[Figure collection entries]
-.-.-

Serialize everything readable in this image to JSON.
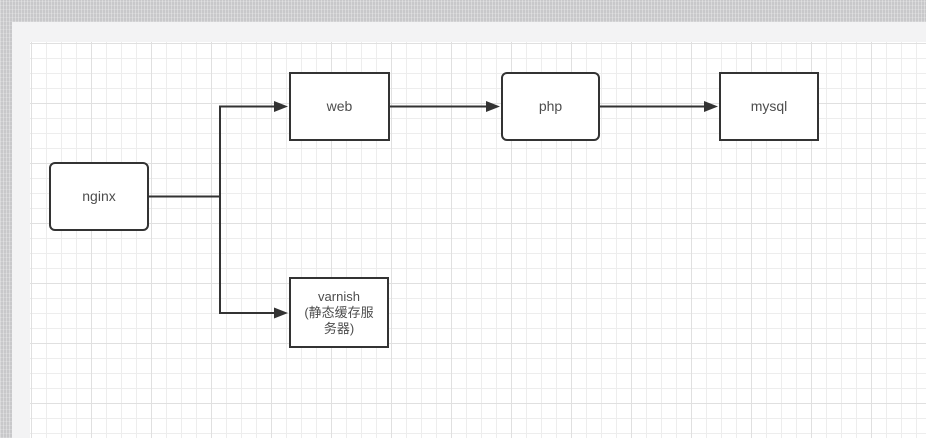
{
  "diagram": {
    "nodes": [
      {
        "id": "nginx",
        "shape": "rounded-rect",
        "lines": [
          "nginx"
        ]
      },
      {
        "id": "web",
        "shape": "rect",
        "lines": [
          "web"
        ]
      },
      {
        "id": "php",
        "shape": "rounded-rect",
        "lines": [
          "php"
        ]
      },
      {
        "id": "mysql",
        "shape": "rect",
        "lines": [
          "mysql"
        ]
      },
      {
        "id": "varnish",
        "shape": "rect",
        "lines": [
          "varnish",
          "(静态缓存服",
          "务器)"
        ],
        "full_label": "varnish (静态缓存服务器)"
      }
    ],
    "edges": [
      {
        "from": "nginx",
        "to": "web",
        "style": "orthogonal",
        "arrow": "filled-triangle"
      },
      {
        "from": "nginx",
        "to": "varnish",
        "style": "orthogonal",
        "arrow": "filled-triangle"
      },
      {
        "from": "web",
        "to": "php",
        "style": "straight",
        "arrow": "filled-triangle"
      },
      {
        "from": "php",
        "to": "mysql",
        "style": "straight",
        "arrow": "filled-triangle"
      }
    ],
    "colors": {
      "node_border": "#333333",
      "node_fill": "#ffffff",
      "edge": "#333333",
      "text": "#4d4d4d",
      "canvas": "#ffffff",
      "grid_minor": "#ededed",
      "grid_major": "#e0e0e0",
      "page_margin": "#f3f3f4",
      "desktop": "#c8c8ca"
    }
  }
}
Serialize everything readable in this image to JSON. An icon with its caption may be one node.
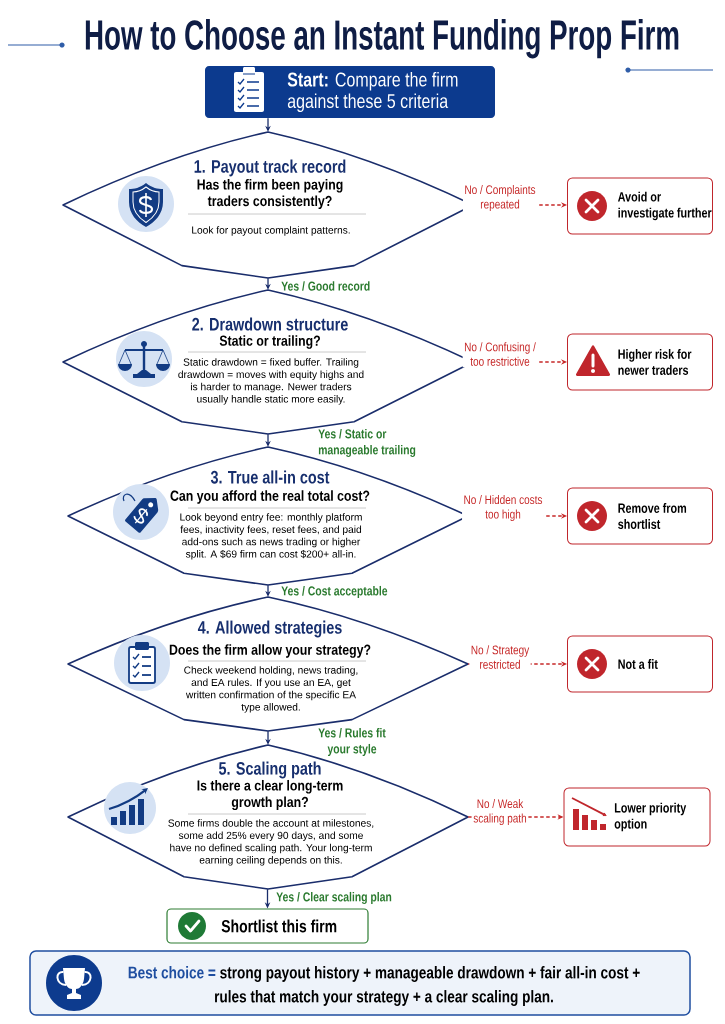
{
  "diagram": {
    "title": "How to Choose an Instant Funding Prop Firm",
    "nodes": [
      {
        "text": [
          "**Start:** Compare the firm against these 5 criteria"
        ]
      },
      {
        "text": [
          "1. Payout track record",
          "Has the firm been paying traders consistently?",
          "Look for payout complaint patterns."
        ]
      },
      {
        "text": [
          "Avoid or investigate further"
        ]
      },
      {
        "text": [
          "2. Drawdown structure",
          "Static or trailing?",
          "Static drawdown = fixed buffer. Trailing drawdown = moves with equity highs and is harder to manage. Newer traders usually handle static more easily."
        ]
      },
      {
        "text": [
          "Higher risk for newer traders"
        ]
      },
      {
        "text": [
          "3. True all-in cost",
          "Can you afford the real total cost?",
          "Look beyond entry fee: monthly platform fees, inactivity fees, reset fees, and paid add-ons such as news trading or higher split. A $69 firm can cost $200+ all-in."
        ]
      },
      {
        "text": [
          "Remove from shortlist"
        ]
      },
      {
        "text": [
          "4. Allowed strategies",
          "Does the firm allow your strategy?",
          "Check weekend holding, news trading, and EA rules. If you use an EA, get written confirmation of the specific EA type allowed."
        ]
      },
      {
        "text": [
          "Not a fit"
        ]
      },
      {
        "text": [
          "5. Scaling path",
          "Is there a clear long-term growth plan?",
          "Some firms double the account at milestones, some add 25% every 90 days, and some have no defined scaling path. Your long-term earning ceiling depends on this."
        ]
      },
      {
        "text": [
          "Lower priority option"
        ]
      },
      {
        "text": [
          "Shortlist this firm"
        ]
      },
      {
        "text": [
          "Best choice =",
          "strong payout history + manageable drawdown + fair all-in cost + rules that match your strategy + a clear scaling plan."
        ]
      }
    ],
    "edges": [
      {
        "from": 0,
        "to": 1,
        "arrow": "to"
      },
      {
        "from": 1,
        "to": 2,
        "arrow": "to",
        "label": "No / Complaints repeated",
        "style": "dashed",
        "color": "#c62828"
      },
      {
        "from": 1,
        "to": 3,
        "arrow": "to",
        "label": "Yes / Good record"
      },
      {
        "from": 3,
        "to": 4,
        "arrow": "to",
        "label": "No / Confusing / too restrictive",
        "style": "dashed",
        "color": "#c62828"
      },
      {
        "from": 3,
        "to": 5,
        "arrow": "to",
        "label": "Yes / Static or manageable trailing"
      },
      {
        "from": 5,
        "to": 6,
        "arrow": "to",
        "label": "No / Hidden costs too high",
        "style": "dashed",
        "color": "#c62828"
      },
      {
        "from": 5,
        "to": 7,
        "arrow": "to",
        "label": "Yes / Cost acceptable"
      },
      {
        "from": 7,
        "to": 8,
        "arrow": "to",
        "label": "No / Strategy restricted",
        "style": "dashed",
        "color": "#c62828"
      },
      {
        "from": 7,
        "to": 9,
        "arrow": "to",
        "label": "Yes / Rules fit your style"
      },
      {
        "from": 9,
        "to": 10,
        "arrow": "to",
        "label": "No / Weak scaling path",
        "style": "dashed",
        "color": "#c62828"
      },
      {
        "from": 9,
        "to": 11,
        "arrow": "to",
        "label": "Yes / Clear scaling plan"
      }
    ]
  }
}
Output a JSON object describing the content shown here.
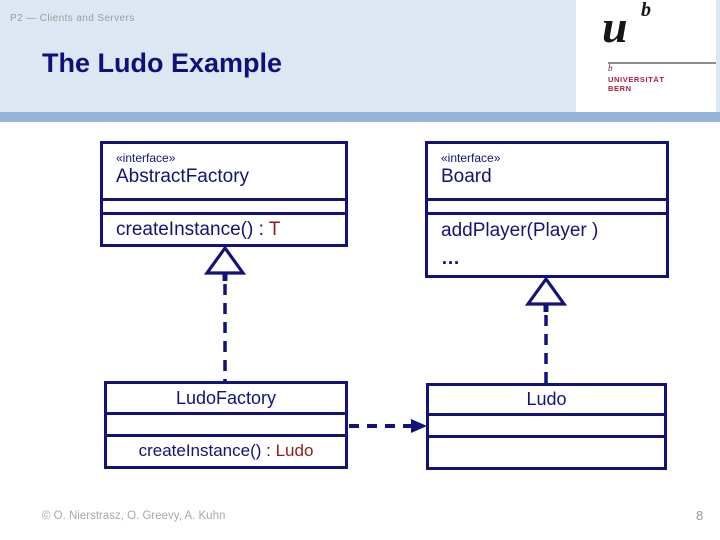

-.-.-

WHAT THE TASK ASKS:
Your job is to transcribe the entries above exactly; skip the pictures.

COMPLETE ANSWER:
Serialize everything readable in this image to JSON.
{
  "diagram": {
    "nodes": [
      {
        "id": "nginx",
        "shape": "rounded-rect",
        "lines": [
          "nginx"
        ]
      },
      {
        "id": "web",
        "shape": "rect",
        "lines": [
          "web"
        ]
      },
      {
        "id": "php",
        "shape": "rounded-rect",
        "lines": [
          "php"
        ]
      },
      {
        "id": "mysql",
        "shape": "rect",
        "lines": [
          "mysql"
        ]
      },
      {
        "id": "varnish",
        "shape": "rect",
        "lines": [
          "varnish",
          "(静态缓存服",
          "务器)"
        ],
        "full_label": "varnish (静态缓存服务器)"
      }
    ],
    "edges": [
      {
        "from": "nginx",
        "to": "web",
        "style": "orthogonal",
        "arrow": "filled-triangle"
      },
      {
        "from": "nginx",
        "to": "varnish",
        "style": "orthogonal",
        "arrow": "filled-triangle"
      },
      {
        "from": "web",
        "to": "php",
        "style": "straight",
        "arrow": "filled-triangle"
      },
      {
        "from": "php",
        "to": "mysql",
        "style": "straight",
        "arrow": "filled-triangle"
      }
    ],
    "colors": {
      "node_border": "#333333",
      "node_fill": "#ffffff",
      "edge": "#333333",
      "text": "#4d4d4d",
      "canvas": "#ffffff",
      "grid_minor": "#ededed",
      "grid_major": "#e0e0e0",
      "page_margin": "#f3f3f4",
      "desktop": "#c8c8ca"
    }
  }
}
Serialize everything readable in this image to JSON. An icon with its caption may be one node.
{
  "diagram": {
    "title": "How to Choose an Instant Funding Prop Firm",
    "nodes": [
      {
        "text": [
          "**Start:** Compare the firm against these 5 criteria"
        ]
      },
      {
        "text": [
          "1. Payout track record",
          "Has the firm been paying traders consistently?",
          "Look for payout complaint patterns."
        ]
      },
      {
        "text": [
          "Avoid or investigate further"
        ]
      },
      {
        "text": [
          "2. Drawdown structure",
          "Static or trailing?",
          "Static drawdown = fixed buffer. Trailing drawdown = moves with equity highs and is harder to manage. Newer traders usually handle static more easily."
        ]
      },
      {
        "text": [
          "Higher risk for newer traders"
        ]
      },
      {
        "text": [
          "3. True all-in cost",
          "Can you afford the real total cost?",
          "Look beyond entry fee: monthly platform fees, inactivity fees, reset fees, and paid add-ons such as news trading or higher split. A $69 firm can cost $200+ all-in."
        ]
      },
      {
        "text": [
          "Remove from shortlist"
        ]
      },
      {
        "text": [
          "4. Allowed strategies",
          "Does the firm allow your strategy?",
          "Check weekend holding, news trading, and EA rules. If you use an EA, get written confirmation of the specific EA type allowed."
        ]
      },
      {
        "text": [
          "Not a fit"
        ]
      },
      {
        "text": [
          "5. Scaling path",
          "Is there a clear long-term growth plan?",
          "Some firms double the account at milestones, some add 25% every 90 days, and some have no defined scaling path. Your long-term earning ceiling depends on this."
        ]
      },
      {
        "text": [
          "Lower priority option"
        ]
      },
      {
        "text": [
          "Shortlist this firm"
        ]
      },
      {
        "text": [
          "Best choice =",
          "strong payout history + manageable drawdown + fair all-in cost + rules that match your strategy + a clear scaling plan."
        ]
      }
    ],
    "edges": [
      {
        "from": 0,
        "to": 1,
        "arrow": "to"
      },
      {
        "from": 1,
        "to": 2,
        "arrow": "to",
        "label": "No / Complaints repeated",
        "style": "dashed",
        "color": "#c62828"
      },
      {
        "from": 1,
        "to": 3,
        "arrow": "to",
        "label": "Yes / Good record"
      },
      {
        "from": 3,
        "to": 4,
        "arrow": "to",
        "label": "No / Confusing / too restrictive",
        "style": "dashed",
        "color": "#c62828"
      },
      {
        "from": 3,
        "to": 5,
        "arrow": "to",
        "label": "Yes / Static or manageable trailing"
      },
      {
        "from": 5,
        "to": 6,
        "arrow": "to",
        "label": "No / Hidden costs too high",
        "style": "dashed",
        "color": "#c62828"
      },
      {
        "from": 5,
        "to": 7,
        "arrow": "to",
        "label": "Yes / Cost acceptable"
      },
      {
        "from": 7,
        "to": 8,
        "arrow": "to",
        "label": "No / Strategy restricted",
        "style": "dashed",
        "color": "#c62828"
      },
      {
        "from": 7,
        "to": 9,
        "arrow": "to",
        "label": "Yes / Rules fit your style"
      },
      {
        "from": 9,
        "to": 10,
        "arrow": "to",
        "label": "No / Weak scaling path",
        "style": "dashed",
        "color": "#c62828"
      },
      {
        "from": 9,
        "to": 11,
        "arrow": "to",
        "label": "Yes / Clear scaling plan"
      }
    ]
  }
}
Output a JSON object describing the content shown here.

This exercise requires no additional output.